#### [Written instruction]
Look through the data below and return each line where "resolution" appears.

#### [Data provided]
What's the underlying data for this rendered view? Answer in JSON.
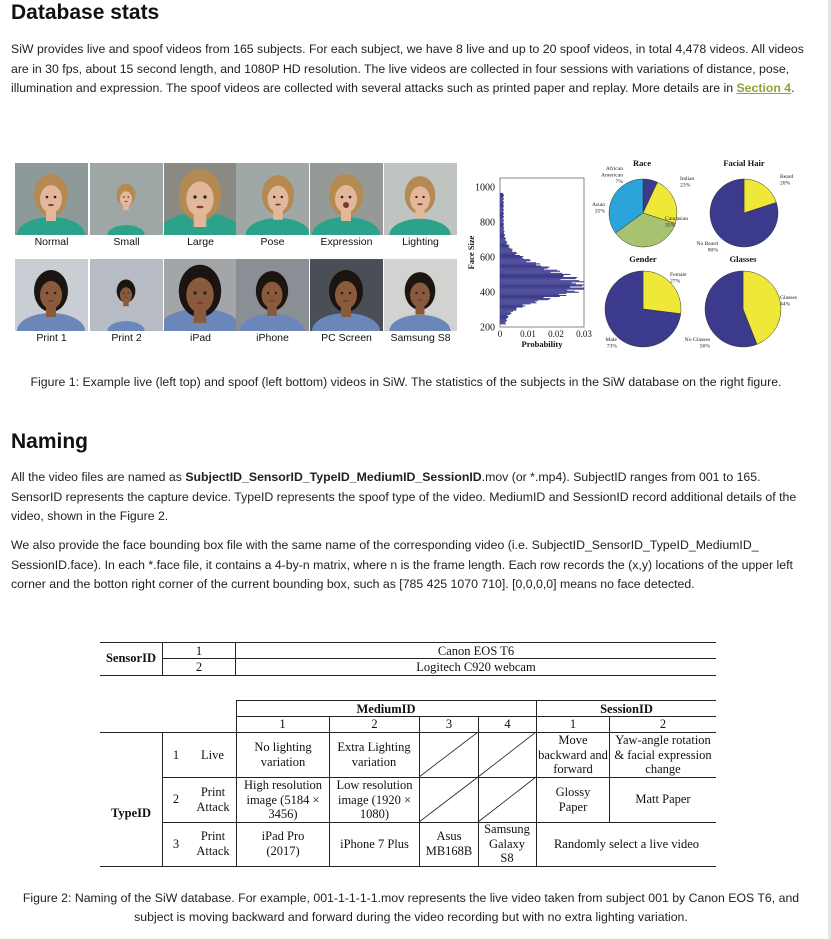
{
  "stats": {
    "heading": "Database stats",
    "para_before_link": "SiW provides live and spoof videos from 165 subjects. For each subject, we have 8 live and up to 20 spoof videos, in total 4,478 videos. All videos are in 30 fps, about 15 second length, and 1080P HD resolution. The live videos are collected in four sessions with variations of distance, pose, illumination and expression. The spoof videos are collected with several attacks such as printed paper and replay. More details are in ",
    "link": "Section 4",
    "para_after_link": ".",
    "live_labels": [
      "Normal",
      "Small",
      "Large",
      "Pose",
      "Expression",
      "Lighting"
    ],
    "spoof_labels": [
      "Print 1",
      "Print 2",
      "iPad",
      "iPhone",
      "PC Screen",
      "Samsung S8"
    ],
    "caption": "Figure 1: Example live (left top) and spoof (left bottom) videos in SiW. The statistics of the subjects in the SiW database on the right figure."
  },
  "chart_data": [
    {
      "type": "bar",
      "orientation": "horizontal",
      "ylabel": "Face Size",
      "xlabel": "Probability",
      "ylim": [
        200,
        1050
      ],
      "xlim": [
        0,
        0.03
      ],
      "yticks": [
        "1000",
        "800",
        "600",
        "400",
        "200"
      ],
      "xticks": [
        "0",
        "0.01",
        "0.02",
        "0.03"
      ],
      "color": "#3b3a8c"
    },
    {
      "type": "pie",
      "title": "Race",
      "labels": [
        "African American",
        "Indian",
        "Caucasian",
        "Asian"
      ],
      "label_texts": [
        "African\nAmerican\n7%",
        "Indian\n23%",
        "Caucasian\n35%",
        "Asian\n35%"
      ],
      "values": [
        7,
        23,
        35,
        35
      ],
      "colors": [
        "#3b3a8c",
        "#f0e838",
        "#a7c370",
        "#2ca3d9"
      ]
    },
    {
      "type": "pie",
      "title": "Facial Hair",
      "labels": [
        "Beard",
        "No Beard"
      ],
      "label_texts": [
        "Beard\n20%",
        "No Beard\n80%"
      ],
      "values": [
        20,
        80
      ],
      "colors": [
        "#f0e838",
        "#3b3a8c"
      ]
    },
    {
      "type": "pie",
      "title": "Gender",
      "labels": [
        "Female",
        "Male"
      ],
      "label_texts": [
        "Female\n27%",
        "Male\n73%"
      ],
      "values": [
        27,
        73
      ],
      "colors": [
        "#f0e838",
        "#3b3a8c"
      ]
    },
    {
      "type": "pie",
      "title": "Glasses",
      "labels": [
        "Glasses",
        "No Glasses"
      ],
      "label_texts": [
        "Glasses\n44%",
        "No Glasses\n56%"
      ],
      "values": [
        44,
        56
      ],
      "colors": [
        "#f0e838",
        "#3b3a8c"
      ]
    }
  ],
  "naming": {
    "heading": "Naming",
    "p1_before": "All the video files are named as ",
    "p1_bold": "SubjectID_SensorID_TypeID_MediumID_SessionID",
    "p1_after": ".mov (or *.mp4). SubjectID ranges from 001 to 165. SensorID represents the capture device. TypeID represents the spoof type of the video. MediumID and SessionID record additional details of the video, shown in the Figure 2.",
    "p2": "We also provide the face bounding box file with the same name of the corresponding video (i.e. SubjectID_SensorID_TypeID_MediumID_ SessionID.face). In each *.face file, it contains a 4-by-n matrix, where n is the frame length. Each row records the (x,y) locations of the upper left corner and the botton right corner of the current bounding box, such as [785 425 1070 710]. [0,0,0,0] means no face detected."
  },
  "sensor_table": {
    "label": "SensorID",
    "rows": [
      {
        "id": "1",
        "device": "Canon EOS T6"
      },
      {
        "id": "2",
        "device": "Logitech C920 webcam"
      }
    ]
  },
  "type_table": {
    "mediumid_header": "MediumID",
    "sessionid_header": "SessionID",
    "medium_nums": [
      "1",
      "2",
      "3",
      "4"
    ],
    "session_nums": [
      "1",
      "2"
    ],
    "typeid_label": "TypeID",
    "rows": [
      {
        "id": "1",
        "type": "Live",
        "m1": "No lighting variation",
        "m2": "Extra Lighting variation",
        "s1": "Move backward and forward",
        "s2": "Yaw-angle rotation & facial expression change"
      },
      {
        "id": "2",
        "type": "Print Attack",
        "m1": "High resolution image (5184 × 3456)",
        "m2": "Low resolution image (1920 × 1080)",
        "s1": "Glossy Paper",
        "s2": "Matt Paper"
      },
      {
        "id": "3",
        "type": "Print Attack",
        "m1": "iPad Pro (2017)",
        "m2": "iPhone 7 Plus",
        "m3": "Asus MB168B",
        "m4": "Samsung Galaxy S8",
        "s": "Randomly select a live video"
      }
    ]
  },
  "figure2_caption": "Figure 2: Naming of the SiW database. For example, 001-1-1-1-1.mov represents the live video taken from subject 001 by Canon EOS T6, and subject is moving backward and forward during the video recording but with no extra lighting variation."
}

#### [Result of the exercise]
    "para_before_link": "SiW provides live and spoof videos from 165 subjects. For each subject, we have 8 live and up to 20 spoof videos, in total 4,478 videos. All videos are in 30 fps, about 15 second length, and 1080P HD resolution. The live videos are collected in four sessions with variations of distance, pose, illumination and expression. The spoof videos are collected with several attacks such as printed paper and replay. More details are in ",
        "m1": "High resolution image (5184 × 3456)",
        "m2": "Low resolution image (1920 × 1080)",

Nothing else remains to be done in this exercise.